*WHAT IS REQUIRED*: Report every line below that holds the word "name".

* start *

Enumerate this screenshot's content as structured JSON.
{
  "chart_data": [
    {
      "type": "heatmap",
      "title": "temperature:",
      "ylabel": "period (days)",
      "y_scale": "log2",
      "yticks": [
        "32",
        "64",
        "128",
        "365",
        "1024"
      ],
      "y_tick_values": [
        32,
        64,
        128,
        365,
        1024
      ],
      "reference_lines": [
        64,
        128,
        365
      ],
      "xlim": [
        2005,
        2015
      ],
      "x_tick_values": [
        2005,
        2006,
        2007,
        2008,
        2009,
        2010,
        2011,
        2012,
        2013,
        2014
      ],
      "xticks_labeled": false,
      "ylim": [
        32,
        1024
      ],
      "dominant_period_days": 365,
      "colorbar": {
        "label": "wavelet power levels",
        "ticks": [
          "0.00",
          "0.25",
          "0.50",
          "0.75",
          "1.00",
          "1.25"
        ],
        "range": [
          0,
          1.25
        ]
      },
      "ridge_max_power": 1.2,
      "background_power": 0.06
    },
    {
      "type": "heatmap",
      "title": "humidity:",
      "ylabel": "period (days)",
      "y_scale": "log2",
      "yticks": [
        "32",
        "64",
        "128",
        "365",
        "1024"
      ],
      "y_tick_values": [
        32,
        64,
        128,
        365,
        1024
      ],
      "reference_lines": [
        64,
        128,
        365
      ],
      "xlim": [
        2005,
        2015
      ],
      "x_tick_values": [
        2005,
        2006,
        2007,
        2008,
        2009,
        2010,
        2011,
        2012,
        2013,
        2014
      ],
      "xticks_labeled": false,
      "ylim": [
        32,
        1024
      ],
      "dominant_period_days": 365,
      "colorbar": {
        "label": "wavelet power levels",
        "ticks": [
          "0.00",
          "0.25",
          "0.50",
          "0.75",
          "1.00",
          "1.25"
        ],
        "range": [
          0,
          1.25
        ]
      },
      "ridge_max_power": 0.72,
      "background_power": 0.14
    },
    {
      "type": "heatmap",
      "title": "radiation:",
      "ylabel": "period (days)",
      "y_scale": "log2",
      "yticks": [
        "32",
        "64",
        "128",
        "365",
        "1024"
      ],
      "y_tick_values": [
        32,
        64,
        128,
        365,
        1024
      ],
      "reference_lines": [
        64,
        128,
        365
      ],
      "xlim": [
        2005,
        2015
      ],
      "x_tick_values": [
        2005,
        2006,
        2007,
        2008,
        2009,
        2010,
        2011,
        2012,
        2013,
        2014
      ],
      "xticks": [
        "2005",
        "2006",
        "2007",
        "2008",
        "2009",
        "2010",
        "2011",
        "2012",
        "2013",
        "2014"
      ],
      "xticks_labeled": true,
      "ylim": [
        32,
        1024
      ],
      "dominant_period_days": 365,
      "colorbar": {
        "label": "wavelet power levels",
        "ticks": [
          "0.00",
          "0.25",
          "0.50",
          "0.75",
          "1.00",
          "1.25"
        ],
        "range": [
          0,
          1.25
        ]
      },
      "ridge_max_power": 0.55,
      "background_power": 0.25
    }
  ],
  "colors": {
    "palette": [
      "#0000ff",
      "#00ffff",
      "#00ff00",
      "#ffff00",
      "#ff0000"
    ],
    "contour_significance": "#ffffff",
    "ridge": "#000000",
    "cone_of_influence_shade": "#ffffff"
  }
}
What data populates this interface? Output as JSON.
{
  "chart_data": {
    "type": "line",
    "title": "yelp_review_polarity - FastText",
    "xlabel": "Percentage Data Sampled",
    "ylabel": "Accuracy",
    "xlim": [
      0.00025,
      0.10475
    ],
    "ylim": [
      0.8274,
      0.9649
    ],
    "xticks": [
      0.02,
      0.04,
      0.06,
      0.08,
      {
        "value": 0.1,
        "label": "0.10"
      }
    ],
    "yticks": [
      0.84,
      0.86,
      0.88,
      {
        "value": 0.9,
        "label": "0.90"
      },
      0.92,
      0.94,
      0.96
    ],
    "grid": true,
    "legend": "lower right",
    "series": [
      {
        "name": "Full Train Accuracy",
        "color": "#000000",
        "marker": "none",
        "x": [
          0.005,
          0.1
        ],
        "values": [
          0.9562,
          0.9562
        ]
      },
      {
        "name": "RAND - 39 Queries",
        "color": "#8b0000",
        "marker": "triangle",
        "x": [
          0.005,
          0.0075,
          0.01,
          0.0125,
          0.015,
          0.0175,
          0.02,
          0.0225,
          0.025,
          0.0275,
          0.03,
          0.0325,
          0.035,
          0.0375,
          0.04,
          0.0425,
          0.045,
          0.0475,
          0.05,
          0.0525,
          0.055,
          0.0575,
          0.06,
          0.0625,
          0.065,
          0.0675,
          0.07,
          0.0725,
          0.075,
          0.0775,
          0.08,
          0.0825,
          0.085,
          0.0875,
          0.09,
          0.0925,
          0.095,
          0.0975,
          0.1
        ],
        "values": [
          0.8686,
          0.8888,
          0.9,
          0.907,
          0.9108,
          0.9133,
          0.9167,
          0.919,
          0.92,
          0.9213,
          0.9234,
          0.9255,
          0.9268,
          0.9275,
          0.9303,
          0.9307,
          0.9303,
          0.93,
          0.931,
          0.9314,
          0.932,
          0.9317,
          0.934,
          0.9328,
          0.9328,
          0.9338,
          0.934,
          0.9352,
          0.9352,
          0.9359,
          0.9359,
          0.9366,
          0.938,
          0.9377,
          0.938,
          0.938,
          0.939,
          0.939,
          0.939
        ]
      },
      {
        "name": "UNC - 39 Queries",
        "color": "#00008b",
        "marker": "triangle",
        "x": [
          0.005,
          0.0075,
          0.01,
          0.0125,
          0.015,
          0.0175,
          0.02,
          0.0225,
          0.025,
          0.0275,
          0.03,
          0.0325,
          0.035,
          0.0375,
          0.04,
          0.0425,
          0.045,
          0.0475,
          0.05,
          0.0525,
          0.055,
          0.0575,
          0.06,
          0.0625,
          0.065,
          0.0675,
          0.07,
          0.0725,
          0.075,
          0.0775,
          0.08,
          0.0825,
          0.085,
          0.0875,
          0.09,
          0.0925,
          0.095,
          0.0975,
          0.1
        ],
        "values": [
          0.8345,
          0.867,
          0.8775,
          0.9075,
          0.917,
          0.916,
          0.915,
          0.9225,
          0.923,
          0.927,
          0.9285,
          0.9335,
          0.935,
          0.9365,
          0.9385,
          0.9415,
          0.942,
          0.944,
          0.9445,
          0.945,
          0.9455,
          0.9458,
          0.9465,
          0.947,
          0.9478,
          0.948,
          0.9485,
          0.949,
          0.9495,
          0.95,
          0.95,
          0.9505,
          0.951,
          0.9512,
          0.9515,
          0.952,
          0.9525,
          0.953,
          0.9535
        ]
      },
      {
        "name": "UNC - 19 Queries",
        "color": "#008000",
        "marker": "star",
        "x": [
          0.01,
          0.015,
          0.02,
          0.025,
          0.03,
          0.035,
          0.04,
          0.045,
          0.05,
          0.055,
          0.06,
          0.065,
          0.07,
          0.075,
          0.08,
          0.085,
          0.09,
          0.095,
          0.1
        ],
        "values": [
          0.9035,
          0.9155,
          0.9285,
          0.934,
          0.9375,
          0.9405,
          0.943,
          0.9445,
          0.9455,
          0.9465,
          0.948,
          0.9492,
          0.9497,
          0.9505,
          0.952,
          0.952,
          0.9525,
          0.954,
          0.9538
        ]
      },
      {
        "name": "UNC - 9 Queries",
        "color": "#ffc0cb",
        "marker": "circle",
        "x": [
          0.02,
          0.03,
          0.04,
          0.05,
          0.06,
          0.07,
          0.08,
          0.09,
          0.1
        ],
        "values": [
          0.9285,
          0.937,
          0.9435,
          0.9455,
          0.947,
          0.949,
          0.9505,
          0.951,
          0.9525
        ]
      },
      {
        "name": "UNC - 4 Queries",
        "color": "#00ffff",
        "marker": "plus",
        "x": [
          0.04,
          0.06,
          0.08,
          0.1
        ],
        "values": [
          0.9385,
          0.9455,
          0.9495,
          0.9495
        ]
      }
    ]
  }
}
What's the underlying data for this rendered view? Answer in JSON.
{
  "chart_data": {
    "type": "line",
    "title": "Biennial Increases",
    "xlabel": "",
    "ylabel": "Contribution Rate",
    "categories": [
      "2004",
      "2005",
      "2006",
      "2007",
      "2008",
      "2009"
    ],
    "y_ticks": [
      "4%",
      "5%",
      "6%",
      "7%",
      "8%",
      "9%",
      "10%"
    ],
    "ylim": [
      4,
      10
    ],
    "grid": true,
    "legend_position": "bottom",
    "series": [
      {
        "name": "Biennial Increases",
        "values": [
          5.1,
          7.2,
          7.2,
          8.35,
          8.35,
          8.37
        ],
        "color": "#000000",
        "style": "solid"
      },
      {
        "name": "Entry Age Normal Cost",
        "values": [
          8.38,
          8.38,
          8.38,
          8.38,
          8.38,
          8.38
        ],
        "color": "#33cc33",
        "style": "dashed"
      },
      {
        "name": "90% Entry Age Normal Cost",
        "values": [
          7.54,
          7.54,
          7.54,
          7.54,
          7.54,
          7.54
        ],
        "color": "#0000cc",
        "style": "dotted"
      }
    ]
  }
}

* end *

*EXERCISE RESPONSE*:
        "name": "Full Train Accuracy",
        "name": "RAND - 39 Queries",
        "name": "UNC - 39 Queries",
        "name": "UNC - 19 Queries",
        "name": "UNC - 9 Queries",
        "name": "UNC - 4 Queries",
        "name": "Biennial Increases",
        "name": "Entry Age Normal Cost",
        "name": "90% Entry Age Normal Cost",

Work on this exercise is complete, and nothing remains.